Data records:
┌────────

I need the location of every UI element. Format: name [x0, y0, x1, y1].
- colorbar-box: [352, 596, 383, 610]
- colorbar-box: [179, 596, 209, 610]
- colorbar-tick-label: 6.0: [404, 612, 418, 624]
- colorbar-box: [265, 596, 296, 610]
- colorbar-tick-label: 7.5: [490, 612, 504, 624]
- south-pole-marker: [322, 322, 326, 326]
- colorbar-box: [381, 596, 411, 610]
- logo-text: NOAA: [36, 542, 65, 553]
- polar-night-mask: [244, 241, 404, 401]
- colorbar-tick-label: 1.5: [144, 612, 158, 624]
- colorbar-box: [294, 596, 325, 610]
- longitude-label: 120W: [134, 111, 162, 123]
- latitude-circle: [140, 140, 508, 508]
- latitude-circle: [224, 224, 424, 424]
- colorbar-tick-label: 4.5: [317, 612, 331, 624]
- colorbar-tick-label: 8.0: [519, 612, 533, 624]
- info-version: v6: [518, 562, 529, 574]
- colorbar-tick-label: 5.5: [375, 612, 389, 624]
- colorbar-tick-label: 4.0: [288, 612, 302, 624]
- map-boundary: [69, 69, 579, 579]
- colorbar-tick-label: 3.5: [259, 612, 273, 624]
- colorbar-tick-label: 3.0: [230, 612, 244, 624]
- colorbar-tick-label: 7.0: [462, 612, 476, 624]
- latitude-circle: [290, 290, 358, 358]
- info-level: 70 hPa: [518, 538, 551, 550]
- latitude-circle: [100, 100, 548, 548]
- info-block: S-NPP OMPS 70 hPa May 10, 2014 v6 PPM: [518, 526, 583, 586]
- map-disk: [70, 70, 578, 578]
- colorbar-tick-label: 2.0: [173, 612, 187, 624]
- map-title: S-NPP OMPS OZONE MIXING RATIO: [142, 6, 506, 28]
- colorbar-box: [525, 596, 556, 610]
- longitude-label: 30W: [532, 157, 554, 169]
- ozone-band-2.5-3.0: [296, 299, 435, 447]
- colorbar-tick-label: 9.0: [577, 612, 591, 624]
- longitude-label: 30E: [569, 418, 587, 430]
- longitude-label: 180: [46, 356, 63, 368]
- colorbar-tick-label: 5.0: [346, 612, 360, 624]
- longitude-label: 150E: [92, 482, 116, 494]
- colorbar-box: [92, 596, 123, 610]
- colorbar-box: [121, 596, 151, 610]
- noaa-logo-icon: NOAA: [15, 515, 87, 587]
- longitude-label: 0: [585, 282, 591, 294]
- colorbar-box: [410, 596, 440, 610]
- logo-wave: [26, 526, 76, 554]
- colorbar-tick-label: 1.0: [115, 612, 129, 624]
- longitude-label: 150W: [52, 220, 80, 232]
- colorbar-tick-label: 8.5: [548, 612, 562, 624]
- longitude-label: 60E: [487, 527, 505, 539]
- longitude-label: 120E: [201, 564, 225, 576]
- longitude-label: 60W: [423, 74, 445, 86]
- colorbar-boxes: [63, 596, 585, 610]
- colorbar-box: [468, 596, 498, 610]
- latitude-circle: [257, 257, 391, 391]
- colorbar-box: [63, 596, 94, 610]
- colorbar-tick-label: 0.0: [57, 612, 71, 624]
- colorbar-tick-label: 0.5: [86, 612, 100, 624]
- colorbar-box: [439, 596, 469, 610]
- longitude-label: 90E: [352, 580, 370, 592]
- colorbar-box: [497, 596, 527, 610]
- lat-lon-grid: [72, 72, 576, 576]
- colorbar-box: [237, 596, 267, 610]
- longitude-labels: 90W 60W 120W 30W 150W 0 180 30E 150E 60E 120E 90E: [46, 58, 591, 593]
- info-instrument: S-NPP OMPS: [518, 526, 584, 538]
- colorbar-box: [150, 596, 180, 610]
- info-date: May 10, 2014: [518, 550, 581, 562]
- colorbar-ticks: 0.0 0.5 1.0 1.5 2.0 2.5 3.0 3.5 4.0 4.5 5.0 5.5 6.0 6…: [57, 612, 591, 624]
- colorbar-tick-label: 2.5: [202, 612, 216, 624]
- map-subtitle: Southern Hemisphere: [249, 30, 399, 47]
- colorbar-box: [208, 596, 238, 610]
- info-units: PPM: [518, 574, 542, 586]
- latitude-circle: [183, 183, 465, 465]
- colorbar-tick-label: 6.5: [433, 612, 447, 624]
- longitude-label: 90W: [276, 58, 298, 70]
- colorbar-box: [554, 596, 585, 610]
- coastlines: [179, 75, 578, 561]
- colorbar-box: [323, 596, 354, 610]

└────────

• _GIVEN INSTRUCTION_
List every line above that contains the string "info".

• _REPLY TO THE EXERCISE_
- info-version: v6: [518, 562, 529, 574]
- info-level: 70 hPa: [518, 538, 551, 550]
- info-block: S-NPP OMPS 70 hPa May 10, 2014 v6 PPM: [518, 526, 583, 586]
- info-instrument: S-NPP OMPS: [518, 526, 584, 538]
- info-date: May 10, 2014: [518, 550, 581, 562]
- info-units: PPM: [518, 574, 542, 586]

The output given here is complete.